• Work required: Repeat the rows word for word, everything from the line containing "colorbar-ticks: 5 10" down to the line containing "latitude-label-80: 80°: [304, 308, 324, 323]", both included.

• Stored records:
◆ ◆ ◆ ◆ ◆ ◆ ◆
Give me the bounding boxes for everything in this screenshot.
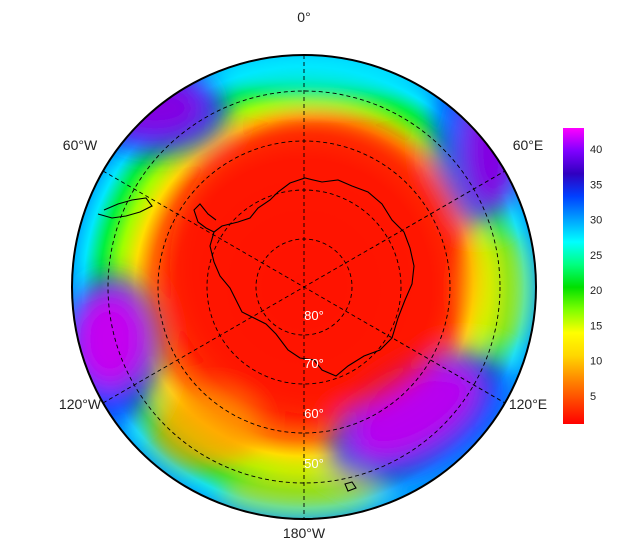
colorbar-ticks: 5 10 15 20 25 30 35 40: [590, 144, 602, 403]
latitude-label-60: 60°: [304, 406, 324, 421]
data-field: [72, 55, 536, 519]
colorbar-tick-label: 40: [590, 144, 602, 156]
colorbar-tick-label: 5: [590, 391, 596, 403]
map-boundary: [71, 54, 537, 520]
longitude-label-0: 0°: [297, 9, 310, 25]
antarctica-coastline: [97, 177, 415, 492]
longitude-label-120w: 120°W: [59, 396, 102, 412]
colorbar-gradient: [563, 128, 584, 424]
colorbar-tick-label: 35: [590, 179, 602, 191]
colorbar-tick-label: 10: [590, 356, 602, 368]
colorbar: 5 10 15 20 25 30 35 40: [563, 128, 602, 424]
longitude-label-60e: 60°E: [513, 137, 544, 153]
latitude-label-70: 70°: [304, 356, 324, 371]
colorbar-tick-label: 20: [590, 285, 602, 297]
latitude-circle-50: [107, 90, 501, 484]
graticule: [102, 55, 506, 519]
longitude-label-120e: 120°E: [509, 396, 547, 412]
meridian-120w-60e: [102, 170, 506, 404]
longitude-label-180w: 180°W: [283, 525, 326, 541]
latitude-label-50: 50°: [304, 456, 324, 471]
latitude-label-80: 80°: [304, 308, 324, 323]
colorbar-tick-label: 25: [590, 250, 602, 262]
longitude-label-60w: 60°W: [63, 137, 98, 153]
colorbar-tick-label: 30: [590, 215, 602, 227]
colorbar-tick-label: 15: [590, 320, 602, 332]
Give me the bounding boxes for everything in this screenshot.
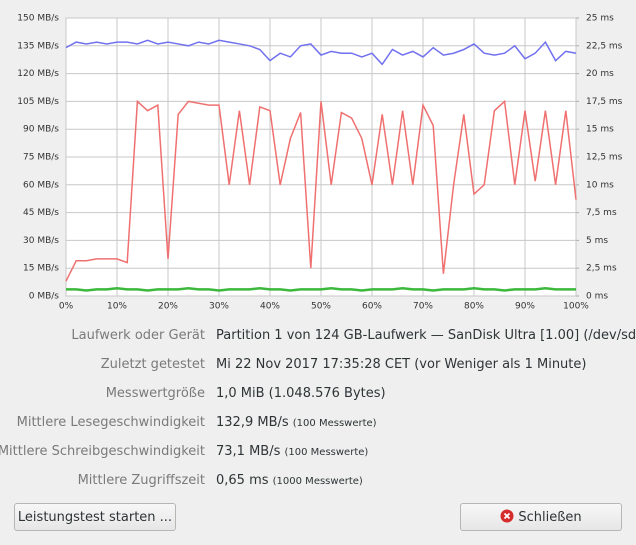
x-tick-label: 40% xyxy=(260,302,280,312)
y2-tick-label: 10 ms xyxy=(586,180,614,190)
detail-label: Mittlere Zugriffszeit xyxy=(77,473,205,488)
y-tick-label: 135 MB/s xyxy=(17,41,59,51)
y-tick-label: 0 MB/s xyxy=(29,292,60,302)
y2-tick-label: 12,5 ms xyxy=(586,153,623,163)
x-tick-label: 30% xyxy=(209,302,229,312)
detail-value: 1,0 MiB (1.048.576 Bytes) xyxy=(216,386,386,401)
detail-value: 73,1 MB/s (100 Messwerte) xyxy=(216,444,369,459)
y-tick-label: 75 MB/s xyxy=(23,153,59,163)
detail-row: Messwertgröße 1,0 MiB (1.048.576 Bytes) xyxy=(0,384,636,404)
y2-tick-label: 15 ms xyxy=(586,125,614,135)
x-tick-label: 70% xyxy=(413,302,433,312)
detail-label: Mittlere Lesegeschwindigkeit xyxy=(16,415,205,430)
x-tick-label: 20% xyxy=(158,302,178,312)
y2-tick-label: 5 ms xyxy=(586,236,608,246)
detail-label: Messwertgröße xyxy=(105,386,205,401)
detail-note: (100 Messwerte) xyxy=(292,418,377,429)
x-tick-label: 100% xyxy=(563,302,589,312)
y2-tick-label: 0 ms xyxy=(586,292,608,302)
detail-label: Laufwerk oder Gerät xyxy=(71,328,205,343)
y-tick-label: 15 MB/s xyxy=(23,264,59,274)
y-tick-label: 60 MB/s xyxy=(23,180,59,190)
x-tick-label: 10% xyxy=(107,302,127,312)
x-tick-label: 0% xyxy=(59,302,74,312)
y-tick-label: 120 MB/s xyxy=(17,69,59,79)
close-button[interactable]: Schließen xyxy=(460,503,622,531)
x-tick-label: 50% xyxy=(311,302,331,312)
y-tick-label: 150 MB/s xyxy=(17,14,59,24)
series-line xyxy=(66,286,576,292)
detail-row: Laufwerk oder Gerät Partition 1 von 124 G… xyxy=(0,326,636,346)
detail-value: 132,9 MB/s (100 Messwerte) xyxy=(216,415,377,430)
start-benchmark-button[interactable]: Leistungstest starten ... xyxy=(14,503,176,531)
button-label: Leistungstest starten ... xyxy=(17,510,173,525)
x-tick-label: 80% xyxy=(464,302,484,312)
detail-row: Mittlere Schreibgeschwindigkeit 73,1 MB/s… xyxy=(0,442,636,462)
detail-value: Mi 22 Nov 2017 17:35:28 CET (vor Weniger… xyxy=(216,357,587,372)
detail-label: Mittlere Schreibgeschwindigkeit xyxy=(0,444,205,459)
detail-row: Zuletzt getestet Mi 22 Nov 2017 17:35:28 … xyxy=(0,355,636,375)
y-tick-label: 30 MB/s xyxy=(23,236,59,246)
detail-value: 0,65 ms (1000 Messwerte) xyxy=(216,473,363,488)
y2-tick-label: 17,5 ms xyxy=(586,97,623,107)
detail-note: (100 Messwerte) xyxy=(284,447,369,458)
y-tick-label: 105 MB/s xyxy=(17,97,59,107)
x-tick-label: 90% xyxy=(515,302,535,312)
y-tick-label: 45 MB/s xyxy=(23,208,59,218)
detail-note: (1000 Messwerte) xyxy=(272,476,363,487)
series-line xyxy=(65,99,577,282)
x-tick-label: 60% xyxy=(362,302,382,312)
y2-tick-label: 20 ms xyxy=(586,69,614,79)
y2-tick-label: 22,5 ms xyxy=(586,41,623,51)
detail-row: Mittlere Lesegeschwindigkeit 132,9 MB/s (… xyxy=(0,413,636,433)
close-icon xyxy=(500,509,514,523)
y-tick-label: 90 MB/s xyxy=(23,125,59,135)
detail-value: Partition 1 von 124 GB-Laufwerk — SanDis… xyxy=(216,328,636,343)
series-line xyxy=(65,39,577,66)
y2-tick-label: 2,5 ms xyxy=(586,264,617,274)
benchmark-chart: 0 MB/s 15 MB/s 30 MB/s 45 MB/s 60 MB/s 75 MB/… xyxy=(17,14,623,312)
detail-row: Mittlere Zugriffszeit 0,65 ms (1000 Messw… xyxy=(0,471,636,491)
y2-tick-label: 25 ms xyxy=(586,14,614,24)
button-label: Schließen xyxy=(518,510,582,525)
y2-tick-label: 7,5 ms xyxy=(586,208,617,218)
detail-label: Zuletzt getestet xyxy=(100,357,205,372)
◆ ◆ ◆ ◆ ◆ ◆ ◆
• Complete output:
colorbar-ticks: 5 10 15 20 25 30 35 40: [590, 144, 602, 403]
latitude-label-60: 60°: [304, 406, 324, 421]
data-field: [72, 55, 536, 519]
colorbar-tick-label: 40: [590, 144, 602, 156]
colorbar-tick-label: 5: [590, 391, 596, 403]
map-boundary: [71, 54, 537, 520]
longitude-label-0: 0°: [297, 9, 310, 25]
antarctica-coastline: [97, 177, 415, 492]
longitude-label-120w: 120°W: [59, 396, 102, 412]
colorbar-gradient: [563, 128, 584, 424]
colorbar-tick-label: 35: [590, 179, 602, 191]
colorbar-tick-label: 10: [590, 356, 602, 368]
colorbar: 5 10 15 20 25 30 35 40: [563, 128, 602, 424]
longitude-label-60e: 60°E: [513, 137, 544, 153]
latitude-label-70: 70°: [304, 356, 324, 371]
colorbar-tick-label: 20: [590, 285, 602, 297]
latitude-circle-50: [107, 90, 501, 484]
graticule: [102, 55, 506, 519]
longitude-label-120e: 120°E: [509, 396, 547, 412]
meridian-120w-60e: [102, 170, 506, 404]
longitude-label-180w: 180°W: [283, 525, 326, 541]
latitude-label-50: 50°: [304, 456, 324, 471]
latitude-label-80: 80°: [304, 308, 324, 323]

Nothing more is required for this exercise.